» EXERCISE: Transcribe the material word for word, but without the images.

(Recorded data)
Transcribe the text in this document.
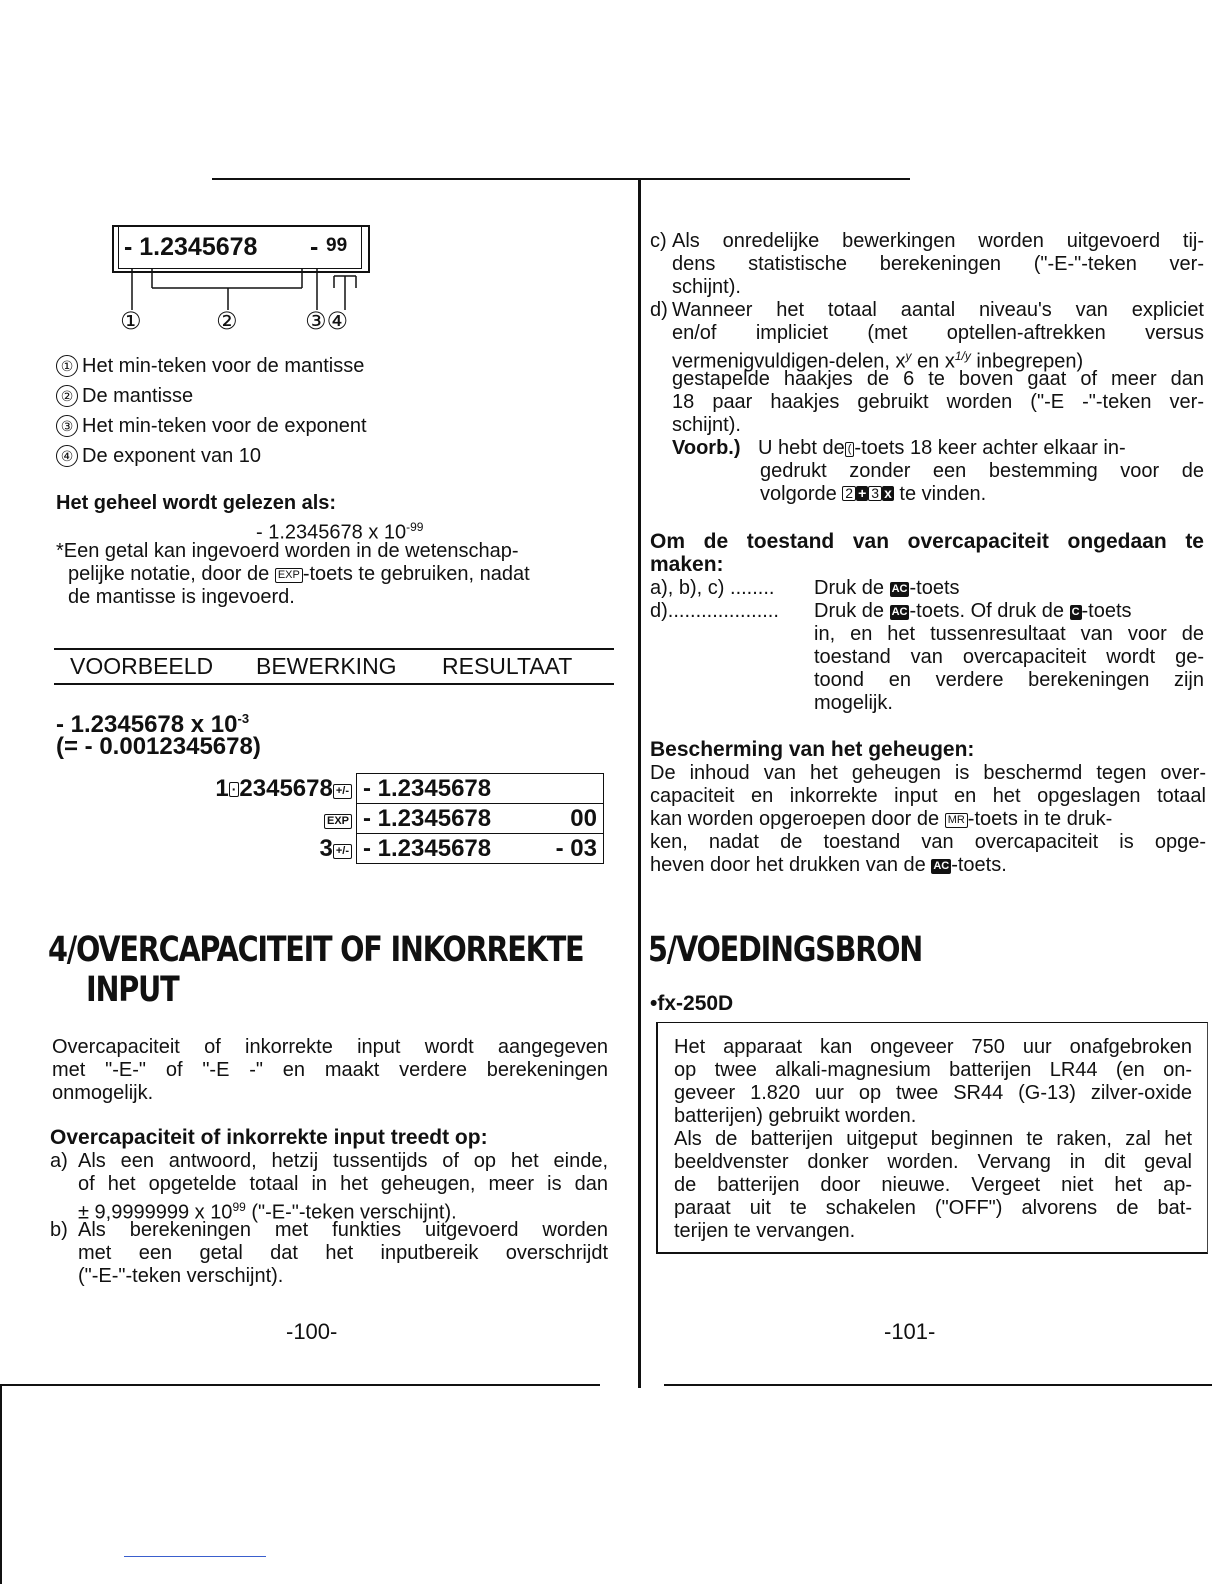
- 1.2345678 - 99
①	②	③④
① Het min-teken voor de mantisse
② De mantisse
③ Het min-teken voor de exponent
④ De exponent van 10
Het geheel wordt gelezen als:
- 1.2345678 x $10^{-99}$
*Een getal kan ingevoerd worden in de wetenschap-
pelijke notatie, door de EXP -toets te gebruiken, nadat
de mantisse is ingevoerd.
VOORBEELD BEWERKING RESULTAAT
- 1.2345678 x $10^{-3}$
(= - 0.0012345678)
1 · 2345678 +/-	- 1.2345678

EXP	- 1.2345678 00

3 +/-	- 1.2345678 - 03
4/OVERCAPACITEIT OF INKORREKTE
INPUT
Overcapaciteit of inkorrekte input wordt aangegeven
met "-E-" of "-E -" en maakt verdere berekeningen
onmogelijk.
Overcapaciteit of inkorrekte input treedt op:
a) Als een antwoord, hetzij tussentijds of op het einde,
of het opgetelde totaal in het geheugen, meer is dan
± 9,9999999 x $10^{99}$ ("-E-"-teken verschijnt).
b) Als berekeningen met funkties uitgevoerd worden
met een getal dat het inputbereik overschrijdt
("-E-"-teken verschijnt).
-100-
c) Als onredelijke bewerkingen worden uitgevoerd tij-
dens statistische berekeningen ("-E-"-teken ver-
schijnt).
d) Wanneer het totaal aantal niveau's van expliciet
en/of impliciet (met optellen-aftrekken versus
vermenigvuldigen-delen, $x^y$ en $x^{1/y}$ inbegrepen)
gestapelde haakjes de 6 te boven gaat of meer dan
18 paar haakjes gebruikt worden ("-E -"-teken ver-
schijnt).
Voorb.) U hebt de ( -toets 18 keer achter elkaar in-
gedrukt zonder een bestemming voor de
volgorde 2 + 3 x te vinden.
Om de toestand van overcapaciteit ongedaan te
maken:
a), b), c) ........ Druk de AC -toets
d).................... Druk de AC -toets. Of druk de C -toets
in, en het tussenresultaat van voor de
toestand van overcapaciteit wordt ge-
toond en verdere berekeningen zijn
mogelijk.
Bescherming van het geheugen:
De inhoud van het geheugen is beschermd tegen over-
capaciteit en inkorrekte input en het opgeslagen totaal
kan worden opgeroepen door de MR -toets in te druk-
ken, nadat de toestand van overcapaciteit is opge-
heven door het drukken van de AC -toets.
5/VOEDINGSBRON
•fx-250D
Het apparaat kan ongeveer 750 uur onafgebroken
op twee alkali-magnesium batterijen LR44 (en on-
geveer 1.820 uur op twee SR44 (G-13) zilver-oxide
batterijen) gebruikt worden.
Als de batterijen uitgeput beginnen te raken, zal het
beeldvenster donker worden. Vervang in dit geval
de batterijen door nieuwe. Vergeet niet het ap-
paraat uit te schakelen ("OFF") alvorens de bat-
terijen te vervangen.
-101-
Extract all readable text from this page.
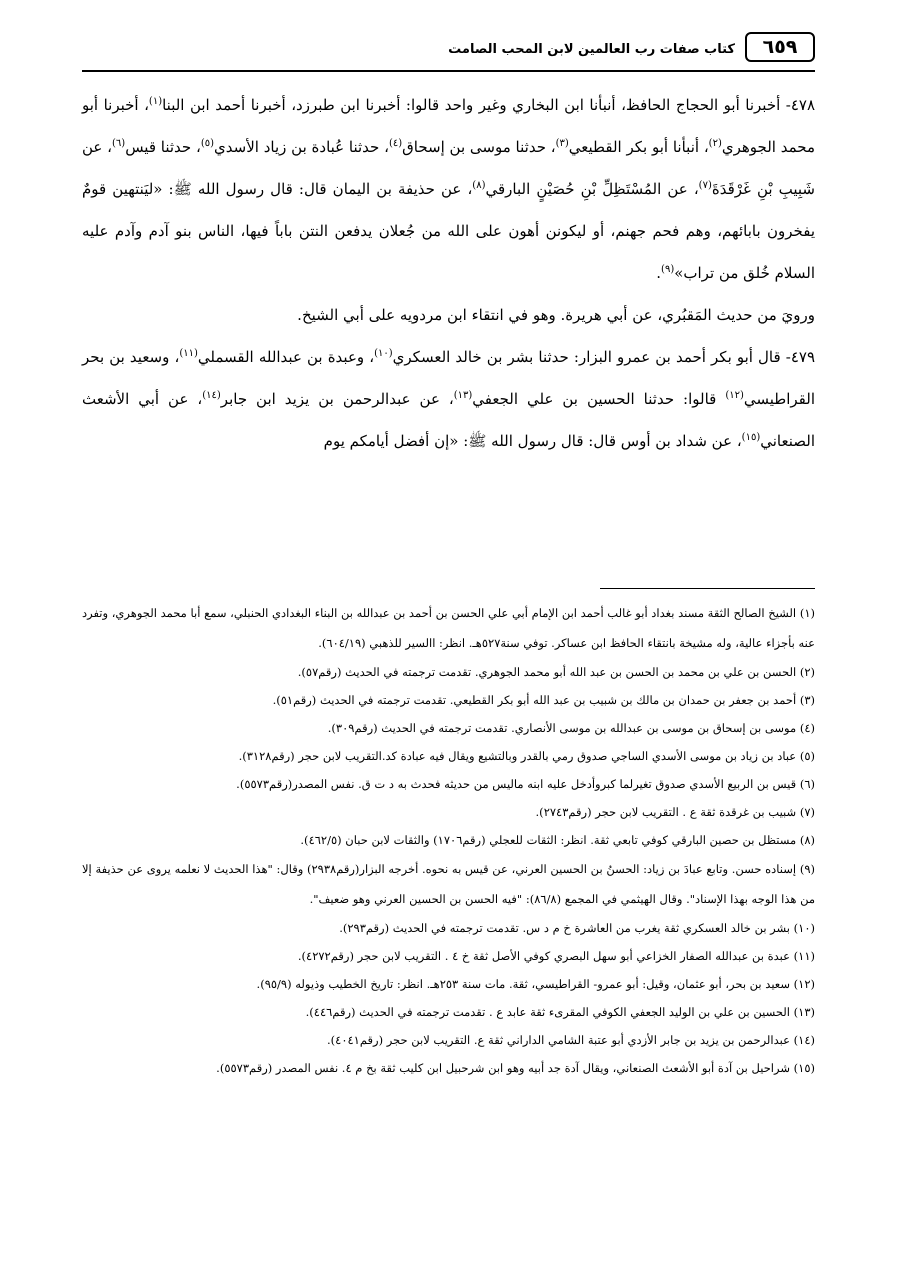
٦٥٩
كتاب صفات رب العالمين لابن المحب الصامت

٤٧٨- أخبرنا أبو الحجاج الحافظ، أنبأنا ابن البخاري وغير واحد قالوا: أخبرنا ابن طبرزد، أخبرنا أحمد ابن البنا$^{(١)}$، أخبرنا أبو محمد الجوهري$^{(٢)}$، أنبأنا أبو بكر القطيعي$^{(٣)}$، حدثنا موسى بن إسحاق$^{(٤)}$، حدثنا عُبادة بن زياد الأسدي$^{(٥)}$، حدثنا قيس$^{(٦)}$، عن شَبِيبِ بْنِ غَرْقَدَةَ$^{(٧)}$، عن المُسْتَظِلِّ بْنِ حُصَيْنٍ البارقي$^{(٨)}$، عن حذيفة بن اليمان قال: قال رسول الله ﷺ: «ليَنتهين قومٌ يفخرون بابائهم، وهم فحم جهنم، أو ليكونن أهون على الله من جُعلان يدفعن النتن باباً فيها، الناس بنو آدم وآدم عليه السلام خُلق من تراب»$^{(٩)}$.

ورويَ من حديث المَقبُري، عن أبي هريرة. وهو في انتقاء ابن مردويه على أبي الشيخ.

٤٧٩- قال أبو بكر أحمد بن عمرو البزار: حدثنا بشر بن خالد العسكري$^{(١٠)}$، وعبدة بن عبدالله القسملي$^{(١١)}$، وسعيد بن بحر القراطيسي$^{(١٢)}$ قالوا: حدثنا الحسين بن علي الجعفي$^{(١٣)}$، عن عبدالرحمن بن يزيد ابن جابر$^{(١٤)}$، عن أبي الأشعث الصنعاني$^{(١٥)}$، عن شداد بن أوس قال: قال رسول الله ﷺ: «إن أفضل أيامكم يوم

(١) الشيخ الصالح الثقة مسند بغداد أبو غالب أحمد ابن الإمام أبي علي الحسن بن أحمد بن عبدالله بن البناء البغدادي الحنبلي، سمع أبا محمد الجوهري، وتفرد عنه بأجزاء عالية، وله مشيخة بانتقاء الحافظ ابن عساكر. توفي سنة٥٢٧هـ. انظر: االسير للذهبي (٦٠٤/١٩).

(٢) الحسن بن علي بن محمد بن الحسن بن عبد الله أبو محمد الجوهري. تقدمت ترجمته في الحديث (رقم٥٧).

(٣) أحمد بن جعفر بن حمدان بن مالك بن شبيب بن عبد الله أبو بكر القطيعي. تقدمت ترجمته في الحديث (رقم٥١).

(٤) موسى بن إسحاق بن موسى بن عبدالله بن موسى الأنصاري. تقدمت ترجمته في الحديث (رقم٣٠٩).

(٥) عباد بن زياد بن موسى الأسدي الساجي صدوق رمي بالقدر وبالتشيع ويقال فيه عبادة كد.التقريب لابن حجر (رقم٣١٢٨).

(٦) قيس بن الربيع الأسدي صدوق تغيرلما كبروأدخل عليه ابنه ماليس من حديثه فحدث به د ت ق. نفس المصدر(رقم٥٥٧٣).

(٧) شبيب بن غرقدة ثقة ع . التقريب لابن حجر (رقم٢٧٤٣).

(٨) مستظل بن حصين البارقي كوفي تابعي ثقة. انظر: الثقات للعجلي (رقم١٧٠٦) والثقات لابن حبان (٤٦٢/٥).

(٩) إسناده حسن. وتابع عبادَ بن زياد: الحسنُ بن الحسين العرني، عن قيس به نحوه. أخرجه البزار(رقم٢٩٣٨) وقال: "هذا الحديث لا نعلمه يروى عن حذيفة إلا من هذا الوجه بهذا الإسناد". وقال الهيثمي في المجمع (٨٦/٨): "فيه الحسن بن الحسين العرني وهو ضعيف".

(١٠) بشر بن خالد العسكري ثقة يغرب من العاشرة خ م د س. تقدمت ترجمته في الحديث (رقم٢٩٣).

(١١) عبدة بن عبدالله الصفار الخزاعي أبو سهل البصري كوفي الأصل ثقة خ ٤ . التقريب لابن حجر (رقم٤٢٧٢).

(١٢) سعيد بن بحر، أبو عثمان، وقيل: أبو عمرو- القراطيسي، ثقة. مات سنة ٢٥٣هـ. انظر: تاريخ الخطيب وذيوله (٩٥/٩).

(١٣) الحسين بن علي بن الوليد الجعفي الكوفي المقرىء ثقة عابد ع . تقدمت ترجمته في الحديث (رقم٤٤٦).

(١٤) عبدالرحمن بن يزيد بن جابر الأزدي أبو عتبة الشامي الداراني ثقة ع. التقريب لابن حجر (رقم٤٠٤١).

(١٥) شراحيل بن آدة أبو الأشعث الصنعاني، ويقال آدة جد أبيه وهو ابن شرحبيل ابن كليب ثقة بخ م ٤. نفس المصدر (رقم٥٥٧٣).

» FULL ANSWER:
Transcribe the text in this document.
- 1.2345678 - 99
①	②	③④
① Het min-teken voor de mantisse
② De mantisse
③ Het min-teken voor de exponent
④ De exponent van 10
Het geheel wordt gelezen als:
- 1.2345678 x $10^{-99}$
*Een getal kan ingevoerd worden in de wetenschap-
pelijke notatie, door de EXP -toets te gebruiken, nadat
de mantisse is ingevoerd.
VOORBEELD BEWERKING RESULTAAT
- 1.2345678 x $10^{-3}$
(= - 0.0012345678)
1 · 2345678 +/-	- 1.2345678

EXP	- 1.2345678 00

3 +/-	- 1.2345678 - 03
4/OVERCAPACITEIT OF INKORREKTE
INPUT
Overcapaciteit of inkorrekte input wordt aangegeven
met "-E-" of "-E -" en maakt verdere berekeningen
onmogelijk.
Overcapaciteit of inkorrekte input treedt op:
a) Als een antwoord, hetzij tussentijds of op het einde,
of het opgetelde totaal in het geheugen, meer is dan
± 9,9999999 x $10^{99}$ ("-E-"-teken verschijnt).
b) Als berekeningen met funkties uitgevoerd worden
met een getal dat het inputbereik overschrijdt
("-E-"-teken verschijnt).
-100-
c) Als onredelijke bewerkingen worden uitgevoerd tij-
dens statistische berekeningen ("-E-"-teken ver-
schijnt).
d) Wanneer het totaal aantal niveau's van expliciet
en/of impliciet (met optellen-aftrekken versus
vermenigvuldigen-delen, $x^y$ en $x^{1/y}$ inbegrepen)
gestapelde haakjes de 6 te boven gaat of meer dan
18 paar haakjes gebruikt worden ("-E -"-teken ver-
schijnt).
Voorb.) U hebt de ( -toets 18 keer achter elkaar in-
gedrukt zonder een bestemming voor de
volgorde 2 + 3 x te vinden.
Om de toestand van overcapaciteit ongedaan te
maken:
a), b), c) ........ Druk de AC -toets
d).................... Druk de AC -toets. Of druk de C -toets
in, en het tussenresultaat van voor de
toestand van overcapaciteit wordt ge-
toond en verdere berekeningen zijn
mogelijk.
Bescherming van het geheugen:
De inhoud van het geheugen is beschermd tegen over-
capaciteit en inkorrekte input en het opgeslagen totaal
kan worden opgeroepen door de MR -toets in te druk-
ken, nadat de toestand van overcapaciteit is opge-
heven door het drukken van de AC -toets.
5/VOEDINGSBRON
•fx-250D
Het apparaat kan ongeveer 750 uur onafgebroken
op twee alkali-magnesium batterijen LR44 (en on-
geveer 1.820 uur op twee SR44 (G-13) zilver-oxide
batterijen) gebruikt worden.
Als de batterijen uitgeput beginnen te raken, zal het
beeldvenster donker worden. Vervang in dit geval
de batterijen door nieuwe. Vergeet niet het ap-
paraat uit te schakelen ("OFF") alvorens de bat-
terijen te vervangen.
-101-
Extract all readable text from this page.
٦٥٩
كتاب صفات رب العالمين لابن المحب الصامت

٤٧٨- أخبرنا أبو الحجاج الحافظ، أنبأنا ابن البخاري وغير واحد قالوا: أخبرنا ابن طبرزد، أخبرنا أحمد ابن البنا$^{(١)}$، أخبرنا أبو محمد الجوهري$^{(٢)}$، أنبأنا أبو بكر القطيعي$^{(٣)}$، حدثنا موسى بن إسحاق$^{(٤)}$، حدثنا عُبادة بن زياد الأسدي$^{(٥)}$، حدثنا قيس$^{(٦)}$، عن شَبِيبِ بْنِ غَرْقَدَةَ$^{(٧)}$، عن المُسْتَظِلِّ بْنِ حُصَيْنٍ البارقي$^{(٨)}$، عن حذيفة بن اليمان قال: قال رسول الله ﷺ: «ليَنتهين قومٌ يفخرون بابائهم، وهم فحم جهنم، أو ليكونن أهون على الله من جُعلان يدفعن النتن باباً فيها، الناس بنو آدم وآدم عليه السلام خُلق من تراب»$^{(٩)}$.

ورويَ من حديث المَقبُري، عن أبي هريرة. وهو في انتقاء ابن مردويه على أبي الشيخ.

٤٧٩- قال أبو بكر أحمد بن عمرو البزار: حدثنا بشر بن خالد العسكري$^{(١٠)}$، وعبدة بن عبدالله القسملي$^{(١١)}$، وسعيد بن بحر القراطيسي$^{(١٢)}$ قالوا: حدثنا الحسين بن علي الجعفي$^{(١٣)}$، عن عبدالرحمن بن يزيد ابن جابر$^{(١٤)}$، عن أبي الأشعث الصنعاني$^{(١٥)}$، عن شداد بن أوس قال: قال رسول الله ﷺ: «إن أفضل أيامكم يوم

(١) الشيخ الصالح الثقة مسند بغداد أبو غالب أحمد ابن الإمام أبي علي الحسن بن أحمد بن عبدالله بن البناء البغدادي الحنبلي، سمع أبا محمد الجوهري، وتفرد عنه بأجزاء عالية، وله مشيخة بانتقاء الحافظ ابن عساكر. توفي سنة٥٢٧هـ. انظر: االسير للذهبي (٦٠٤/١٩).

(٢) الحسن بن علي بن محمد بن الحسن بن عبد الله أبو محمد الجوهري. تقدمت ترجمته في الحديث (رقم٥٧).

(٣) أحمد بن جعفر بن حمدان بن مالك بن شبيب بن عبد الله أبو بكر القطيعي. تقدمت ترجمته في الحديث (رقم٥١).

(٤) موسى بن إسحاق بن موسى بن عبدالله بن موسى الأنصاري. تقدمت ترجمته في الحديث (رقم٣٠٩).

(٥) عباد بن زياد بن موسى الأسدي الساجي صدوق رمي بالقدر وبالتشيع ويقال فيه عبادة كد.التقريب لابن حجر (رقم٣١٢٨).

(٦) قيس بن الربيع الأسدي صدوق تغيرلما كبروأدخل عليه ابنه ماليس من حديثه فحدث به د ت ق. نفس المصدر(رقم٥٥٧٣).

(٧) شبيب بن غرقدة ثقة ع . التقريب لابن حجر (رقم٢٧٤٣).

(٨) مستظل بن حصين البارقي كوفي تابعي ثقة. انظر: الثقات للعجلي (رقم١٧٠٦) والثقات لابن حبان (٤٦٢/٥).

(٩) إسناده حسن. وتابع عبادَ بن زياد: الحسنُ بن الحسين العرني، عن قيس به نحوه. أخرجه البزار(رقم٢٩٣٨) وقال: "هذا الحديث لا نعلمه يروى عن حذيفة إلا من هذا الوجه بهذا الإسناد". وقال الهيثمي في المجمع (٨٦/٨): "فيه الحسن بن الحسين العرني وهو ضعيف".

(١٠) بشر بن خالد العسكري ثقة يغرب من العاشرة خ م د س. تقدمت ترجمته في الحديث (رقم٢٩٣).

(١١) عبدة بن عبدالله الصفار الخزاعي أبو سهل البصري كوفي الأصل ثقة خ ٤ . التقريب لابن حجر (رقم٤٢٧٢).

(١٢) سعيد بن بحر، أبو عثمان، وقيل: أبو عمرو- القراطيسي، ثقة. مات سنة ٢٥٣هـ. انظر: تاريخ الخطيب وذيوله (٩٥/٩).

(١٣) الحسين بن علي بن الوليد الجعفي الكوفي المقرىء ثقة عابد ع . تقدمت ترجمته في الحديث (رقم٤٤٦).

(١٤) عبدالرحمن بن يزيد بن جابر الأزدي أبو عتبة الشامي الداراني ثقة ع. التقريب لابن حجر (رقم٤٠٤١).

(١٥) شراحيل بن آدة أبو الأشعث الصنعاني، ويقال آدة جد أبيه وهو ابن شرحبيل ابن كليب ثقة بخ م ٤. نفس المصدر (رقم٥٥٧٣).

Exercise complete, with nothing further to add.